=== Input ===

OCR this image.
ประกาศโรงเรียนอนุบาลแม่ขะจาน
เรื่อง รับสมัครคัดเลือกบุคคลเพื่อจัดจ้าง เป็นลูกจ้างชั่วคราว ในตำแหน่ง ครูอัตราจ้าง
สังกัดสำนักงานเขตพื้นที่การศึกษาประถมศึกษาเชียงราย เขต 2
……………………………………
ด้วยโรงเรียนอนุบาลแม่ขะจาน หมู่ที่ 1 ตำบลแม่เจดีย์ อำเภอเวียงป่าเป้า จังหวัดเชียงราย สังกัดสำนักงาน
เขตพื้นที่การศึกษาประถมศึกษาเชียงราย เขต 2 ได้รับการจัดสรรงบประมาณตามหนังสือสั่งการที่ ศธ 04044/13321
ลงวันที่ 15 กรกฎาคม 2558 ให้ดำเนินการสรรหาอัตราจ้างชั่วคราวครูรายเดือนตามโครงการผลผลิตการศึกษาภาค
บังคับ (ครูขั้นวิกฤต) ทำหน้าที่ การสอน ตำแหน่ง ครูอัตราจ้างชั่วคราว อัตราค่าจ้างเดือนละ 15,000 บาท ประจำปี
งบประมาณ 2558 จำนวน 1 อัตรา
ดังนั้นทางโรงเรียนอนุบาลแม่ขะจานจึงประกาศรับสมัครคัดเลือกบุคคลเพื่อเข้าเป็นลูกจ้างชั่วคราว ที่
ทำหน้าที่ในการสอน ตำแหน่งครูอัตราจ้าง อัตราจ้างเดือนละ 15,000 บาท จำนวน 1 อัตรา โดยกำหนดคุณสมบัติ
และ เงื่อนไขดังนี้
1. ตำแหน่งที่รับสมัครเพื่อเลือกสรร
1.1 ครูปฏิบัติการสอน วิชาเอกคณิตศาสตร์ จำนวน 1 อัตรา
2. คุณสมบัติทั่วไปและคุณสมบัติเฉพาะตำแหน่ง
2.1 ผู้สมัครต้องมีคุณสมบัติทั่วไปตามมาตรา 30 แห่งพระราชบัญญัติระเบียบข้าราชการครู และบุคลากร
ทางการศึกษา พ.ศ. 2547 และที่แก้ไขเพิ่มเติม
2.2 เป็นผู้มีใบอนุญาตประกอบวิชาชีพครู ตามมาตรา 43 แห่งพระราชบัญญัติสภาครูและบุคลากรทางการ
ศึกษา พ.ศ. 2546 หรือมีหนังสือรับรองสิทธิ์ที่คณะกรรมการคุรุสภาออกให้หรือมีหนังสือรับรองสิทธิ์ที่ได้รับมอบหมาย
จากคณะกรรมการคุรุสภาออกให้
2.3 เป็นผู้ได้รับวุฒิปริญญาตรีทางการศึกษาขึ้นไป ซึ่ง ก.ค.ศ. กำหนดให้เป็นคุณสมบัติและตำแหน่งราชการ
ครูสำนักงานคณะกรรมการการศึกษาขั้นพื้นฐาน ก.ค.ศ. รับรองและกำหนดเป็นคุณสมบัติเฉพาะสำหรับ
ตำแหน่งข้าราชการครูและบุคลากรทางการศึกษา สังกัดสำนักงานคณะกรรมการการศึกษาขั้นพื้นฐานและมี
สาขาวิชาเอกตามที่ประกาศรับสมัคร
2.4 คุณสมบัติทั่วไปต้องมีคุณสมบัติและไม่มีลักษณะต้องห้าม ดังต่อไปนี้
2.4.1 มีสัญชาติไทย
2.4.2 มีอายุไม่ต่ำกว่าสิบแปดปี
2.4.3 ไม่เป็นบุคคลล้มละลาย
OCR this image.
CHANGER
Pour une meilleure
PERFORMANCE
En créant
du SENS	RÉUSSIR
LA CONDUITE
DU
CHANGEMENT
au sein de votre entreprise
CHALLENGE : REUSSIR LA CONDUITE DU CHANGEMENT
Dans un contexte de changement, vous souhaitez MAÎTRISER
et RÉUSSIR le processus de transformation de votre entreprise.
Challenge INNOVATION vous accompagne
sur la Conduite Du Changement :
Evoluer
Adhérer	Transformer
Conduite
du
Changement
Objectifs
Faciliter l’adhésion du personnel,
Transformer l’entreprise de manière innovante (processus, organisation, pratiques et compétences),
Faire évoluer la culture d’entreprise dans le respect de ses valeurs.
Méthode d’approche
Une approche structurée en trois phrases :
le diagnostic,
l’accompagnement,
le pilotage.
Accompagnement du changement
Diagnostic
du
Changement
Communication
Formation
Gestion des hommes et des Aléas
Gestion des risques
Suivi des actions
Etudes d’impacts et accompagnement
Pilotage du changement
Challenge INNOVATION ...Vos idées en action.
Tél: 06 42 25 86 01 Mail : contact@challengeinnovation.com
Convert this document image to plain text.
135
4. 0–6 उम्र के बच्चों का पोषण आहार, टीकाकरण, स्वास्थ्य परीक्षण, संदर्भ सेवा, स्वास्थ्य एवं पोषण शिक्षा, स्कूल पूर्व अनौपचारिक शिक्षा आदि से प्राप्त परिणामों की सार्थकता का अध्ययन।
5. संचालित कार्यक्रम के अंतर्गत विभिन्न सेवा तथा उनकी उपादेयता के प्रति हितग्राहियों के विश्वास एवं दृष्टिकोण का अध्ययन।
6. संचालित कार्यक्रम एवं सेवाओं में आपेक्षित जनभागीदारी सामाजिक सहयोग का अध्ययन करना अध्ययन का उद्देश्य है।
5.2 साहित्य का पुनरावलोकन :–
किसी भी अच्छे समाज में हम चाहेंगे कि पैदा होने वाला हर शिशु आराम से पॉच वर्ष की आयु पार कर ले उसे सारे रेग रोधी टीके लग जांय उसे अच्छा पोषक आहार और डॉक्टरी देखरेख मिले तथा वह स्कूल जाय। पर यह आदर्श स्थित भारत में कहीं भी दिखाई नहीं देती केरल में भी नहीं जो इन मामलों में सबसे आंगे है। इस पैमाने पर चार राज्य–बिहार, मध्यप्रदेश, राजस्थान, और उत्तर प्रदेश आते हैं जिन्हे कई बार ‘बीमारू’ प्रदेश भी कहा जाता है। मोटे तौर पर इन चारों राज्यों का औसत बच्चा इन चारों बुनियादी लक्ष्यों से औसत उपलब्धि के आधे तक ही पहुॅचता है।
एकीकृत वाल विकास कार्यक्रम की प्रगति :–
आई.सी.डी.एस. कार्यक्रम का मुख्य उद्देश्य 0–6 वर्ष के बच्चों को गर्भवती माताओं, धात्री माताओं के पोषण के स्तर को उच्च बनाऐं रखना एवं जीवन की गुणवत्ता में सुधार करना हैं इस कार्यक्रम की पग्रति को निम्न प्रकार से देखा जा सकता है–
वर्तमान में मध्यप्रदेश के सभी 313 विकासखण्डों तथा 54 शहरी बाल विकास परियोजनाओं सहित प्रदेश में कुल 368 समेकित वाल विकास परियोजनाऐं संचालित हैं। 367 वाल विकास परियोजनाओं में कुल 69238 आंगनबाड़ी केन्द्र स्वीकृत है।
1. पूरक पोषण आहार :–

===

* **Aim of the exercise**:
Return each line with "คคลเพ".

* **Worked answer**:
เรื่อง รับสมัครคัดเลือกบุคคลเพื่อจัดจ้าง เป็นลูกจ้างชั่วคราว ในตำแหน่ง ครูอัตราจ้าง
ดังนั้นทางโรงเรียนอนุบาลแม่ขะจานจึงประกาศรับสมัครคัดเลือกบุคคลเพื่อเข้าเป็นลูกจ้างชั่วคราว ที่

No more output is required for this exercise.